Data entries
>>>>>
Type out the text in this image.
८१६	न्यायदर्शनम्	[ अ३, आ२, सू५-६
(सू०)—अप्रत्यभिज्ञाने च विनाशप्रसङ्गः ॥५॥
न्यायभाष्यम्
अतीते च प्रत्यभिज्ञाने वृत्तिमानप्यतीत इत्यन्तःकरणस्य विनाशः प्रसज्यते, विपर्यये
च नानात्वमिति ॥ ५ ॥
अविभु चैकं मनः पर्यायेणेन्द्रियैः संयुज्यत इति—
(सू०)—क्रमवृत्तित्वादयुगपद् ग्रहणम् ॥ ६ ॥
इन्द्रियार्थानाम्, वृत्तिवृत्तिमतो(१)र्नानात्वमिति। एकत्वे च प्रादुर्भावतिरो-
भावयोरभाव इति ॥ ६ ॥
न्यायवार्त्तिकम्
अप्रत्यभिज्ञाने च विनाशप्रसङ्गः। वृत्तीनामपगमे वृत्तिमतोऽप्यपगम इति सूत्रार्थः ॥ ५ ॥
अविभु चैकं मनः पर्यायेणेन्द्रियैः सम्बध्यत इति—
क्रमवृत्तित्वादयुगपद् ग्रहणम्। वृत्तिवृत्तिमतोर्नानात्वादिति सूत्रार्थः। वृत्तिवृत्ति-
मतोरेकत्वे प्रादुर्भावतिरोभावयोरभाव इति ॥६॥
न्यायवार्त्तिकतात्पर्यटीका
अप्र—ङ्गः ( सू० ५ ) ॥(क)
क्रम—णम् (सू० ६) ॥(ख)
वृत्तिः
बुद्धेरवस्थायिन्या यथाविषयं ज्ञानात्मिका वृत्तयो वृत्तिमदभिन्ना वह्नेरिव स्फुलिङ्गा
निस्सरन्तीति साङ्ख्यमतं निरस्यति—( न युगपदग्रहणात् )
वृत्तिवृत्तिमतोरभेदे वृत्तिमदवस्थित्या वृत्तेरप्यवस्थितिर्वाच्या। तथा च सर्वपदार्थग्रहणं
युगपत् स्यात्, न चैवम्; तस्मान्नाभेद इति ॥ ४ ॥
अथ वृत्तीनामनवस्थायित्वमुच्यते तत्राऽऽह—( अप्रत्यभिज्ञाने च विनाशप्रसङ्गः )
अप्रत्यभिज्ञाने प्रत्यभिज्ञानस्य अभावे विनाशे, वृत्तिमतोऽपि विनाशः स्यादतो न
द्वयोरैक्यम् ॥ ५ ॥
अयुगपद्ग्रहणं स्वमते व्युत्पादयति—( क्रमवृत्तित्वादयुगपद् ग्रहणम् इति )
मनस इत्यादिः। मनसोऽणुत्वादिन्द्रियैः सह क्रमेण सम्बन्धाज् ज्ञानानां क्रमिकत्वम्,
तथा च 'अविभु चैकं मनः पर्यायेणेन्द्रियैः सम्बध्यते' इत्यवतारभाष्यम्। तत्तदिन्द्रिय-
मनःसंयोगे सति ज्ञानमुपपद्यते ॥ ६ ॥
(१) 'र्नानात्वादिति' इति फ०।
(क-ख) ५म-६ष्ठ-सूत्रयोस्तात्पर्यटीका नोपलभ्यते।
<<<<<
Goal of the exercise.
Write the material out again in its entirety, exactly as shown.

Final result.
Type out the text in this image.
८१६	न्यायदर्शनम्	[ अ३, आ२, सू५-६
(सू०)—अप्रत्यभिज्ञाने च विनाशप्रसङ्गः ॥५॥
न्यायभाष्यम्
अतीते च प्रत्यभिज्ञाने वृत्तिमानप्यतीत इत्यन्तःकरणस्य विनाशः प्रसज्यते, विपर्यये
च नानात्वमिति ॥ ५ ॥
अविभु चैकं मनः पर्यायेणेन्द्रियैः संयुज्यत इति—
(सू०)—क्रमवृत्तित्वादयुगपद् ग्रहणम् ॥ ६ ॥
इन्द्रियार्थानाम्, वृत्तिवृत्तिमतो(१)र्नानात्वमिति। एकत्वे च प्रादुर्भावतिरो-
भावयोरभाव इति ॥ ६ ॥
न्यायवार्त्तिकम्
अप्रत्यभिज्ञाने च विनाशप्रसङ्गः। वृत्तीनामपगमे वृत्तिमतोऽप्यपगम इति सूत्रार्थः ॥ ५ ॥
अविभु चैकं मनः पर्यायेणेन्द्रियैः सम्बध्यत इति—
क्रमवृत्तित्वादयुगपद् ग्रहणम्। वृत्तिवृत्तिमतोर्नानात्वादिति सूत्रार्थः। वृत्तिवृत्ति-
मतोरेकत्वे प्रादुर्भावतिरोभावयोरभाव इति ॥६॥
न्यायवार्त्तिकतात्पर्यटीका
अप्र—ङ्गः ( सू० ५ ) ॥(क)
क्रम—णम् (सू० ६) ॥(ख)
वृत्तिः
बुद्धेरवस्थायिन्या यथाविषयं ज्ञानात्मिका वृत्तयो वृत्तिमदभिन्ना वह्नेरिव स्फुलिङ्गा
निस्सरन्तीति साङ्ख्यमतं निरस्यति—( न युगपदग्रहणात् )
वृत्तिवृत्तिमतोरभेदे वृत्तिमदवस्थित्या वृत्तेरप्यवस्थितिर्वाच्या। तथा च सर्वपदार्थग्रहणं
युगपत् स्यात्, न चैवम्; तस्मान्नाभेद इति ॥ ४ ॥
अथ वृत्तीनामनवस्थायित्वमुच्यते तत्राऽऽह—( अप्रत्यभिज्ञाने च विनाशप्रसङ्गः )
अप्रत्यभिज्ञाने प्रत्यभिज्ञानस्य अभावे विनाशे, वृत्तिमतोऽपि विनाशः स्यादतो न
द्वयोरैक्यम् ॥ ५ ॥
अयुगपद्ग्रहणं स्वमते व्युत्पादयति—( क्रमवृत्तित्वादयुगपद् ग्रहणम् इति )
मनस इत्यादिः। मनसोऽणुत्वादिन्द्रियैः सह क्रमेण सम्बन्धाज् ज्ञानानां क्रमिकत्वम्,
तथा च 'अविभु चैकं मनः पर्यायेणेन्द्रियैः सम्बध्यते' इत्यवतारभाष्यम्। तत्तदिन्द्रिय-
मनःसंयोगे सति ज्ञानमुपपद्यते ॥ ६ ॥
(१) 'र्नानात्वादिति' इति फ०।
(क-ख) ५म-६ष्ठ-सूत्रयोस्तात्पर्यटीका नोपलभ्यते।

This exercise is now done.